** begin MATERIAL SHOWN **

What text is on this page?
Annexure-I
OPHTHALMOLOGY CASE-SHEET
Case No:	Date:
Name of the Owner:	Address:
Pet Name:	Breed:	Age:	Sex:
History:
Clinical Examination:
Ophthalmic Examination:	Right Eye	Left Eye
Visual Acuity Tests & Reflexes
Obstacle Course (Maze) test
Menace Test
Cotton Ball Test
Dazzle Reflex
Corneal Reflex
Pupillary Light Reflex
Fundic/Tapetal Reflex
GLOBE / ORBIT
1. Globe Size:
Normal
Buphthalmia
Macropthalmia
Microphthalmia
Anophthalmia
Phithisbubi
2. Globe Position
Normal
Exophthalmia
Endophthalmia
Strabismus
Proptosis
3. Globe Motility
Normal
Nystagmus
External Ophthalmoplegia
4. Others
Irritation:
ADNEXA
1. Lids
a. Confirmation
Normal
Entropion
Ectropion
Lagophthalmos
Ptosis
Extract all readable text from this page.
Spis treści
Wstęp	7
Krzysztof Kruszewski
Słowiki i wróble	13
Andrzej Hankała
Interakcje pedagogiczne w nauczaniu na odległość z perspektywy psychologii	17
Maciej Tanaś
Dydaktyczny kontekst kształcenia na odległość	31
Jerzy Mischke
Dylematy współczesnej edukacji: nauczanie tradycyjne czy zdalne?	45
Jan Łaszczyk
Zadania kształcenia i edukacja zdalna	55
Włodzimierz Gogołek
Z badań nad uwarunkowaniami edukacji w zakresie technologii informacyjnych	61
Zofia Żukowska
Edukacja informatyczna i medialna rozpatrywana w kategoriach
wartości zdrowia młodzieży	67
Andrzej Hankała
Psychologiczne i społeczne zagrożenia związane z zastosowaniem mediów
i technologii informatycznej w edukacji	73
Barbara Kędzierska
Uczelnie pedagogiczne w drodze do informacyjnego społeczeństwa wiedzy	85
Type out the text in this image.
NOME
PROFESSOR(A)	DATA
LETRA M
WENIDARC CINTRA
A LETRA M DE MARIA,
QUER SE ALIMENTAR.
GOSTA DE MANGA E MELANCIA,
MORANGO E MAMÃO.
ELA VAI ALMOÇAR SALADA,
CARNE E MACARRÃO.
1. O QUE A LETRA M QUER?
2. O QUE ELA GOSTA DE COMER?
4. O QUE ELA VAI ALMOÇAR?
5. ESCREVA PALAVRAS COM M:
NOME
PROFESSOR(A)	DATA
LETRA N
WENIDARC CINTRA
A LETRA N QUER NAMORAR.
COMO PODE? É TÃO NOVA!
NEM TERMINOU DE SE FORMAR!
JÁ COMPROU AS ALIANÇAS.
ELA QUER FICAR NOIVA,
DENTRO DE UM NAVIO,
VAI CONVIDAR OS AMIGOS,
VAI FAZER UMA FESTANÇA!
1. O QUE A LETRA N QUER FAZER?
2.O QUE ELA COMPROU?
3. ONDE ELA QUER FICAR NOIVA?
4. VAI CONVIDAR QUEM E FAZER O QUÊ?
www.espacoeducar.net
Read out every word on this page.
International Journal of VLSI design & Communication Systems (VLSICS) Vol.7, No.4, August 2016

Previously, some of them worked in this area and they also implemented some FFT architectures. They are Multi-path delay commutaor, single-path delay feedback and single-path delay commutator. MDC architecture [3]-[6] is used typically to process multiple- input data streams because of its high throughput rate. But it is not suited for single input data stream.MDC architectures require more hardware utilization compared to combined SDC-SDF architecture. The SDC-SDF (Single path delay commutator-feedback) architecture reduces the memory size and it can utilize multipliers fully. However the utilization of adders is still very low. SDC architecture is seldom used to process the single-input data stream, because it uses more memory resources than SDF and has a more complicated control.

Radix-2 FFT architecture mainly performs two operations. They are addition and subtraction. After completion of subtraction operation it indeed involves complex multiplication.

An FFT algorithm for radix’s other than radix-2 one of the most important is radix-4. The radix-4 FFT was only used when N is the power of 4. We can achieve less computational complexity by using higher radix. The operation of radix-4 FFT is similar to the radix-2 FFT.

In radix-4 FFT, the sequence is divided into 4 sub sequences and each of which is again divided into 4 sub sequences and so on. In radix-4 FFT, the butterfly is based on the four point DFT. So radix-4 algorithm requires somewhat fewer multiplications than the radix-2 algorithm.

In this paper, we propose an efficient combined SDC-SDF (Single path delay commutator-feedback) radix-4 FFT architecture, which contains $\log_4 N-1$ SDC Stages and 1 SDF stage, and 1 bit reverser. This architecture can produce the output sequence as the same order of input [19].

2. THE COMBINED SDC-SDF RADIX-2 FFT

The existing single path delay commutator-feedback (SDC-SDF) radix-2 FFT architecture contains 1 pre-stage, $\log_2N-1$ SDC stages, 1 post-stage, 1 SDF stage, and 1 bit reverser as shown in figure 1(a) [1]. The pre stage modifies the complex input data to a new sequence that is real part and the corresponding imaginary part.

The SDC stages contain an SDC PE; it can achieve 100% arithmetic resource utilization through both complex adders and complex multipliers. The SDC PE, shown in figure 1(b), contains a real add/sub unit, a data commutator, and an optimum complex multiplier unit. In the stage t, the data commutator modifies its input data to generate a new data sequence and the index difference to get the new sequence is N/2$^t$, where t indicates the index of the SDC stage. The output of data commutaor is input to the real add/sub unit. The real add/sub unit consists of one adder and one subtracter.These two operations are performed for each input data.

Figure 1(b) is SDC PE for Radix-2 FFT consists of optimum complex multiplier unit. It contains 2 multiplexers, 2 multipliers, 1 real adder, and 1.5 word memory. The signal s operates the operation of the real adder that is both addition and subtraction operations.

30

** end MATERIAL SHOWN **

_EXERCISE DESCRIPTION_. Copy all of the data. Keep every word exactly as it is.

_ANSWER TO THE EXERCISE_.
What text is on this page?
Annexure-I
OPHTHALMOLOGY CASE-SHEET
Case No:	Date:
Name of the Owner:	Address:
Pet Name:	Breed:	Age:	Sex:
History:
Clinical Examination:
Ophthalmic Examination:	Right Eye	Left Eye
Visual Acuity Tests & Reflexes
Obstacle Course (Maze) test
Menace Test
Cotton Ball Test
Dazzle Reflex
Corneal Reflex
Pupillary Light Reflex
Fundic/Tapetal Reflex
GLOBE / ORBIT
1. Globe Size:
Normal
Buphthalmia
Macropthalmia
Microphthalmia
Anophthalmia
Phithisbubi
2. Globe Position
Normal
Exophthalmia
Endophthalmia
Strabismus
Proptosis
3. Globe Motility
Normal
Nystagmus
External Ophthalmoplegia
4. Others
Irritation:
ADNEXA
1. Lids
a. Confirmation
Normal
Entropion
Ectropion
Lagophthalmos
Ptosis
Extract all readable text from this page.
Spis treści
Wstęp	7
Krzysztof Kruszewski
Słowiki i wróble	13
Andrzej Hankała
Interakcje pedagogiczne w nauczaniu na odległość z perspektywy psychologii	17
Maciej Tanaś
Dydaktyczny kontekst kształcenia na odległość	31
Jerzy Mischke
Dylematy współczesnej edukacji: nauczanie tradycyjne czy zdalne?	45
Jan Łaszczyk
Zadania kształcenia i edukacja zdalna	55
Włodzimierz Gogołek
Z badań nad uwarunkowaniami edukacji w zakresie technologii informacyjnych	61
Zofia Żukowska
Edukacja informatyczna i medialna rozpatrywana w kategoriach
wartości zdrowia młodzieży	67
Andrzej Hankała
Psychologiczne i społeczne zagrożenia związane z zastosowaniem mediów
i technologii informatycznej w edukacji	73
Barbara Kędzierska
Uczelnie pedagogiczne w drodze do informacyjnego społeczeństwa wiedzy	85
Type out the text in this image.
NOME
PROFESSOR(A)	DATA
LETRA M
WENIDARC CINTRA
A LETRA M DE MARIA,
QUER SE ALIMENTAR.
GOSTA DE MANGA E MELANCIA,
MORANGO E MAMÃO.
ELA VAI ALMOÇAR SALADA,
CARNE E MACARRÃO.
1. O QUE A LETRA M QUER?
2. O QUE ELA GOSTA DE COMER?
4. O QUE ELA VAI ALMOÇAR?
5. ESCREVA PALAVRAS COM M:
NOME
PROFESSOR(A)	DATA
LETRA N
WENIDARC CINTRA
A LETRA N QUER NAMORAR.
COMO PODE? É TÃO NOVA!
NEM TERMINOU DE SE FORMAR!
JÁ COMPROU AS ALIANÇAS.
ELA QUER FICAR NOIVA,
DENTRO DE UM NAVIO,
VAI CONVIDAR OS AMIGOS,
VAI FAZER UMA FESTANÇA!
1. O QUE A LETRA N QUER FAZER?
2.O QUE ELA COMPROU?
3. ONDE ELA QUER FICAR NOIVA?
4. VAI CONVIDAR QUEM E FAZER O QUÊ?
www.espacoeducar.net
Read out every word on this page.
International Journal of VLSI design & Communication Systems (VLSICS) Vol.7, No.4, August 2016

Previously, some of them worked in this area and they also implemented some FFT architectures. They are Multi-path delay commutaor, single-path delay feedback and single-path delay commutator. MDC architecture [3]-[6] is used typically to process multiple- input data streams because of its high throughput rate. But it is not suited for single input data stream.MDC architectures require more hardware utilization compared to combined SDC-SDF architecture. The SDC-SDF (Single path delay commutator-feedback) architecture reduces the memory size and it can utilize multipliers fully. However the utilization of adders is still very low. SDC architecture is seldom used to process the single-input data stream, because it uses more memory resources than SDF and has a more complicated control.

Radix-2 FFT architecture mainly performs two operations. They are addition and subtraction. After completion of subtraction operation it indeed involves complex multiplication.

An FFT algorithm for radix’s other than radix-2 one of the most important is radix-4. The radix-4 FFT was only used when N is the power of 4. We can achieve less computational complexity by using higher radix. The operation of radix-4 FFT is similar to the radix-2 FFT.

In radix-4 FFT, the sequence is divided into 4 sub sequences and each of which is again divided into 4 sub sequences and so on. In radix-4 FFT, the butterfly is based on the four point DFT. So radix-4 algorithm requires somewhat fewer multiplications than the radix-2 algorithm.

In this paper, we propose an efficient combined SDC-SDF (Single path delay commutator-feedback) radix-4 FFT architecture, which contains $\log_4 N-1$ SDC Stages and 1 SDF stage, and 1 bit reverser. This architecture can produce the output sequence as the same order of input [19].

2. THE COMBINED SDC-SDF RADIX-2 FFT

The existing single path delay commutator-feedback (SDC-SDF) radix-2 FFT architecture contains 1 pre-stage, $\log_2N-1$ SDC stages, 1 post-stage, 1 SDF stage, and 1 bit reverser as shown in figure 1(a) [1]. The pre stage modifies the complex input data to a new sequence that is real part and the corresponding imaginary part.

The SDC stages contain an SDC PE; it can achieve 100% arithmetic resource utilization through both complex adders and complex multipliers. The SDC PE, shown in figure 1(b), contains a real add/sub unit, a data commutator, and an optimum complex multiplier unit. In the stage t, the data commutator modifies its input data to generate a new data sequence and the index difference to get the new sequence is N/2$^t$, where t indicates the index of the SDC stage. The output of data commutaor is input to the real add/sub unit. The real add/sub unit consists of one adder and one subtracter.These two operations are performed for each input data.

Figure 1(b) is SDC PE for Radix-2 FFT consists of optimum complex multiplier unit. It contains 2 multiplexers, 2 multipliers, 1 real adder, and 1.5 word memory. The signal s operates the operation of the real adder that is both addition and subtraction operations.

30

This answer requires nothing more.